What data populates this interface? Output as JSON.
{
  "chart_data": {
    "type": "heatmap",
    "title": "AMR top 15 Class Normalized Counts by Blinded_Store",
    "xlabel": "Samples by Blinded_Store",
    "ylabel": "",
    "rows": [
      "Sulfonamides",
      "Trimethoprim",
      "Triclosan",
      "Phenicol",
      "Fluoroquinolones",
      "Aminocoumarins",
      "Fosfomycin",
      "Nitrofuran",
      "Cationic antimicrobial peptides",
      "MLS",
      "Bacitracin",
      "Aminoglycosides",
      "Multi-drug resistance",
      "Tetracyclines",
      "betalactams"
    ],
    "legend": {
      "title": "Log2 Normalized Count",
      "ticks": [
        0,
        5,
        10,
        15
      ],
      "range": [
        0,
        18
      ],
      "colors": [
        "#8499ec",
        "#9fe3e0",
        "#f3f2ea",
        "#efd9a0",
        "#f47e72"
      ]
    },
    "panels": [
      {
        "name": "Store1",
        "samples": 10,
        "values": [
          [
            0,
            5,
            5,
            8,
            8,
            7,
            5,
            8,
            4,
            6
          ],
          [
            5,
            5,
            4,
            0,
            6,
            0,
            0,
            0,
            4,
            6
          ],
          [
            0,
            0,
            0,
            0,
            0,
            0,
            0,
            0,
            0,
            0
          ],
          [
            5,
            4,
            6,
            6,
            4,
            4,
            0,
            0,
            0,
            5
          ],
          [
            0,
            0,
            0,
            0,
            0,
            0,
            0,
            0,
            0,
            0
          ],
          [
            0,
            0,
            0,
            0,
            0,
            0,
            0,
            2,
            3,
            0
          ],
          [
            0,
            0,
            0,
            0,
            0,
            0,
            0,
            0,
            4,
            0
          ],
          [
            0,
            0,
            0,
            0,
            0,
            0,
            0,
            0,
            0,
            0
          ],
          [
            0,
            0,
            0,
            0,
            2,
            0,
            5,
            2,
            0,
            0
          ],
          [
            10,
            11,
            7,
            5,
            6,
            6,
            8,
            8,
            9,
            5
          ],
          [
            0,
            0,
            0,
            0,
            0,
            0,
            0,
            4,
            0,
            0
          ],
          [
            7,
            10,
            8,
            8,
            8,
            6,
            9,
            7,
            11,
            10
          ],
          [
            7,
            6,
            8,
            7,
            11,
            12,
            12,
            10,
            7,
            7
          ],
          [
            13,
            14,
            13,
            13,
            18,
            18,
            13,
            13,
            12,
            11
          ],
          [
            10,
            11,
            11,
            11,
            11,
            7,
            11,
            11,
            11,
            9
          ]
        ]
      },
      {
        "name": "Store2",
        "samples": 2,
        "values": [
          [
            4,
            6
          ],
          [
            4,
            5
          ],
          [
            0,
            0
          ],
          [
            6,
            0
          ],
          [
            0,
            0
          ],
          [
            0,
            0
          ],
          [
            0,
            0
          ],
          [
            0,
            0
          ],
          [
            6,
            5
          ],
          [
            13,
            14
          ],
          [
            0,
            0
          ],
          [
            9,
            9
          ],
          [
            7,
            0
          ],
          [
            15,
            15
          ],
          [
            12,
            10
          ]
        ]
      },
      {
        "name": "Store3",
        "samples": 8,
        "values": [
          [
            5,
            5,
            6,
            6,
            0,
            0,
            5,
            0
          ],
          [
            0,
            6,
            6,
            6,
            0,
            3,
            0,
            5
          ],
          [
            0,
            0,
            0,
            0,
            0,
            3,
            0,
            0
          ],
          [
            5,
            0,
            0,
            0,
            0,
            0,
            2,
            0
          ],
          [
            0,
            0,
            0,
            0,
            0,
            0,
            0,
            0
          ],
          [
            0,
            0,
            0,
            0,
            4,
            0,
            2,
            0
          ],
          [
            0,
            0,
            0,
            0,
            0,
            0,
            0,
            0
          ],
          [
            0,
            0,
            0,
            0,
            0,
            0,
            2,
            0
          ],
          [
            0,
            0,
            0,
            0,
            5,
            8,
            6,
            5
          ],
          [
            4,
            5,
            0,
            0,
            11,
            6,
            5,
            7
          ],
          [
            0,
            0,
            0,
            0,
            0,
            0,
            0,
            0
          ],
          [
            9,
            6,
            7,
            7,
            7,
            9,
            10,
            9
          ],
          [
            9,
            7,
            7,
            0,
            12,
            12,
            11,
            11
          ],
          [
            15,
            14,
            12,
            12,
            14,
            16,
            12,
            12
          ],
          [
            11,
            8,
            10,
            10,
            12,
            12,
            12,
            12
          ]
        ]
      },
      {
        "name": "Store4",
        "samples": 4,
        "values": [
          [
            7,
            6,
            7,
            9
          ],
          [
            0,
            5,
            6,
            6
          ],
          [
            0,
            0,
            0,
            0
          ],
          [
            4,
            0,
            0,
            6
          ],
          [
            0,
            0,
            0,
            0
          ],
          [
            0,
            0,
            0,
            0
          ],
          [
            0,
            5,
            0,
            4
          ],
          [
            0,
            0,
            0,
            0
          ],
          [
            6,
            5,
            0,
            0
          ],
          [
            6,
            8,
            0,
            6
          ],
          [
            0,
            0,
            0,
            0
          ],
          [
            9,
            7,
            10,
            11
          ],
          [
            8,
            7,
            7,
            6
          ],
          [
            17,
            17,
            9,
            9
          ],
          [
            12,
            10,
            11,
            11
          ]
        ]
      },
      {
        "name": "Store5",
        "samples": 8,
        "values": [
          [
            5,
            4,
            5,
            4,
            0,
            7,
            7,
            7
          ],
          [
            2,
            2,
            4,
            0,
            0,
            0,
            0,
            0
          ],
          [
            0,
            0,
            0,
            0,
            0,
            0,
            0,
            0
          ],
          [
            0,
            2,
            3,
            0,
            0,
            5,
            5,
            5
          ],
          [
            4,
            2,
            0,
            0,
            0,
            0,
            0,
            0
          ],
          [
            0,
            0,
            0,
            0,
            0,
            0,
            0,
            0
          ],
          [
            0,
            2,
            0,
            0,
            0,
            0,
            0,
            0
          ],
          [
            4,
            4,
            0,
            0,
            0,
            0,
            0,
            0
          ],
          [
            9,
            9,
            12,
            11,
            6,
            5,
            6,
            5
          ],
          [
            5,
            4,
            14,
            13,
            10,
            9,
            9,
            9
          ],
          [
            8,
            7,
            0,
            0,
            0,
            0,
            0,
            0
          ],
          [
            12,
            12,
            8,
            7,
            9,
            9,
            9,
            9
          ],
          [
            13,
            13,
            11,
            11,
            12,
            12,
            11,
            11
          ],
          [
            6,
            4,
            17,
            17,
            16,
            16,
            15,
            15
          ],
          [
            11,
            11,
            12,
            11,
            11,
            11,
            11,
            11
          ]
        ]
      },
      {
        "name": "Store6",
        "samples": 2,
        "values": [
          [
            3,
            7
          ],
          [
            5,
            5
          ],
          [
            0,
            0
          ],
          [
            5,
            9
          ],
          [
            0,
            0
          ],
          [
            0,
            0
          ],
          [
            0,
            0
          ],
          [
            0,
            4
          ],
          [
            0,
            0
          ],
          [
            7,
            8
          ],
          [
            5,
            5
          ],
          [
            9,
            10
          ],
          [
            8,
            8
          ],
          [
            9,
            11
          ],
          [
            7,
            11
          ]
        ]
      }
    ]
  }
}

══════

Try it >> Exactly as shown above, write out all the records.

Task response >>
What data populates this interface? Output as JSON.
{
  "chart_data": {
    "type": "heatmap",
    "title": "AMR top 15 Class Normalized Counts by Blinded_Store",
    "xlabel": "Samples by Blinded_Store",
    "ylabel": "",
    "rows": [
      "Sulfonamides",
      "Trimethoprim",
      "Triclosan",
      "Phenicol",
      "Fluoroquinolones",
      "Aminocoumarins",
      "Fosfomycin",
      "Nitrofuran",
      "Cationic antimicrobial peptides",
      "MLS",
      "Bacitracin",
      "Aminoglycosides",
      "Multi-drug resistance",
      "Tetracyclines",
      "betalactams"
    ],
    "legend": {
      "title": "Log2 Normalized Count",
      "ticks": [
        0,
        5,
        10,
        15
      ],
      "range": [
        0,
        18
      ],
      "colors": [
        "#8499ec",
        "#9fe3e0",
        "#f3f2ea",
        "#efd9a0",
        "#f47e72"
      ]
    },
    "panels": [
      {
        "name": "Store1",
        "samples": 10,
        "values": [
          [
            0,
            5,
            5,
            8,
            8,
            7,
            5,
            8,
            4,
            6
          ],
          [
            5,
            5,
            4,
            0,
            6,
            0,
            0,
            0,
            4,
            6
          ],
          [
            0,
            0,
            0,
            0,
            0,
            0,
            0,
            0,
            0,
            0
          ],
          [
            5,
            4,
            6,
            6,
            4,
            4,
            0,
            0,
            0,
            5
          ],
          [
            0,
            0,
            0,
            0,
            0,
            0,
            0,
            0,
            0,
            0
          ],
          [
            0,
            0,
            0,
            0,
            0,
            0,
            0,
            2,
            3,
            0
          ],
          [
            0,
            0,
            0,
            0,
            0,
            0,
            0,
            0,
            4,
            0
          ],
          [
            0,
            0,
            0,
            0,
            0,
            0,
            0,
            0,
            0,
            0
          ],
          [
            0,
            0,
            0,
            0,
            2,
            0,
            5,
            2,
            0,
            0
          ],
          [
            10,
            11,
            7,
            5,
            6,
            6,
            8,
            8,
            9,
            5
          ],
          [
            0,
            0,
            0,
            0,
            0,
            0,
            0,
            4,
            0,
            0
          ],
          [
            7,
            10,
            8,
            8,
            8,
            6,
            9,
            7,
            11,
            10
          ],
          [
            7,
            6,
            8,
            7,
            11,
            12,
            12,
            10,
            7,
            7
          ],
          [
            13,
            14,
            13,
            13,
            18,
            18,
            13,
            13,
            12,
            11
          ],
          [
            10,
            11,
            11,
            11,
            11,
            7,
            11,
            11,
            11,
            9
          ]
        ]
      },
      {
        "name": "Store2",
        "samples": 2,
        "values": [
          [
            4,
            6
          ],
          [
            4,
            5
          ],
          [
            0,
            0
          ],
          [
            6,
            0
          ],
          [
            0,
            0
          ],
          [
            0,
            0
          ],
          [
            0,
            0
          ],
          [
            0,
            0
          ],
          [
            6,
            5
          ],
          [
            13,
            14
          ],
          [
            0,
            0
          ],
          [
            9,
            9
          ],
          [
            7,
            0
          ],
          [
            15,
            15
          ],
          [
            12,
            10
          ]
        ]
      },
      {
        "name": "Store3",
        "samples": 8,
        "values": [
          [
            5,
            5,
            6,
            6,
            0,
            0,
            5,
            0
          ],
          [
            0,
            6,
            6,
            6,
            0,
            3,
            0,
            5
          ],
          [
            0,
            0,
            0,
            0,
            0,
            3,
            0,
            0
          ],
          [
            5,
            0,
            0,
            0,
            0,
            0,
            2,
            0
          ],
          [
            0,
            0,
            0,
            0,
            0,
            0,
            0,
            0
          ],
          [
            0,
            0,
            0,
            0,
            4,
            0,
            2,
            0
          ],
          [
            0,
            0,
            0,
            0,
            0,
            0,
            0,
            0
          ],
          [
            0,
            0,
            0,
            0,
            0,
            0,
            2,
            0
          ],
          [
            0,
            0,
            0,
            0,
            5,
            8,
            6,
            5
          ],
          [
            4,
            5,
            0,
            0,
            11,
            6,
            5,
            7
          ],
          [
            0,
            0,
            0,
            0,
            0,
            0,
            0,
            0
          ],
          [
            9,
            6,
            7,
            7,
            7,
            9,
            10,
            9
          ],
          [
            9,
            7,
            7,
            0,
            12,
            12,
            11,
            11
          ],
          [
            15,
            14,
            12,
            12,
            14,
            16,
            12,
            12
          ],
          [
            11,
            8,
            10,
            10,
            12,
            12,
            12,
            12
          ]
        ]
      },
      {
        "name": "Store4",
        "samples": 4,
        "values": [
          [
            7,
            6,
            7,
            9
          ],
          [
            0,
            5,
            6,
            6
          ],
          [
            0,
            0,
            0,
            0
          ],
          [
            4,
            0,
            0,
            6
          ],
          [
            0,
            0,
            0,
            0
          ],
          [
            0,
            0,
            0,
            0
          ],
          [
            0,
            5,
            0,
            4
          ],
          [
            0,
            0,
            0,
            0
          ],
          [
            6,
            5,
            0,
            0
          ],
          [
            6,
            8,
            0,
            6
          ],
          [
            0,
            0,
            0,
            0
          ],
          [
            9,
            7,
            10,
            11
          ],
          [
            8,
            7,
            7,
            6
          ],
          [
            17,
            17,
            9,
            9
          ],
          [
            12,
            10,
            11,
            11
          ]
        ]
      },
      {
        "name": "Store5",
        "samples": 8,
        "values": [
          [
            5,
            4,
            5,
            4,
            0,
            7,
            7,
            7
          ],
          [
            2,
            2,
            4,
            0,
            0,
            0,
            0,
            0
          ],
          [
            0,
            0,
            0,
            0,
            0,
            0,
            0,
            0
          ],
          [
            0,
            2,
            3,
            0,
            0,
            5,
            5,
            5
          ],
          [
            4,
            2,
            0,
            0,
            0,
            0,
            0,
            0
          ],
          [
            0,
            0,
            0,
            0,
            0,
            0,
            0,
            0
          ],
          [
            0,
            2,
            0,
            0,
            0,
            0,
            0,
            0
          ],
          [
            4,
            4,
            0,
            0,
            0,
            0,
            0,
            0
          ],
          [
            9,
            9,
            12,
            11,
            6,
            5,
            6,
            5
          ],
          [
            5,
            4,
            14,
            13,
            10,
            9,
            9,
            9
          ],
          [
            8,
            7,
            0,
            0,
            0,
            0,
            0,
            0
          ],
          [
            12,
            12,
            8,
            7,
            9,
            9,
            9,
            9
          ],
          [
            13,
            13,
            11,
            11,
            12,
            12,
            11,
            11
          ],
          [
            6,
            4,
            17,
            17,
            16,
            16,
            15,
            15
          ],
          [
            11,
            11,
            12,
            11,
            11,
            11,
            11,
            11
          ]
        ]
      },
      {
        "name": "Store6",
        "samples": 2,
        "values": [
          [
            3,
            7
          ],
          [
            5,
            5
          ],
          [
            0,
            0
          ],
          [
            5,
            9
          ],
          [
            0,
            0
          ],
          [
            0,
            0
          ],
          [
            0,
            0
          ],
          [
            0,
            4
          ],
          [
            0,
            0
          ],
          [
            7,
            8
          ],
          [
            5,
            5
          ],
          [
            9,
            10
          ],
          [
            8,
            8
          ],
          [
            9,
            11
          ],
          [
            7,
            11
          ]
        ]
      }
    ]
  }
}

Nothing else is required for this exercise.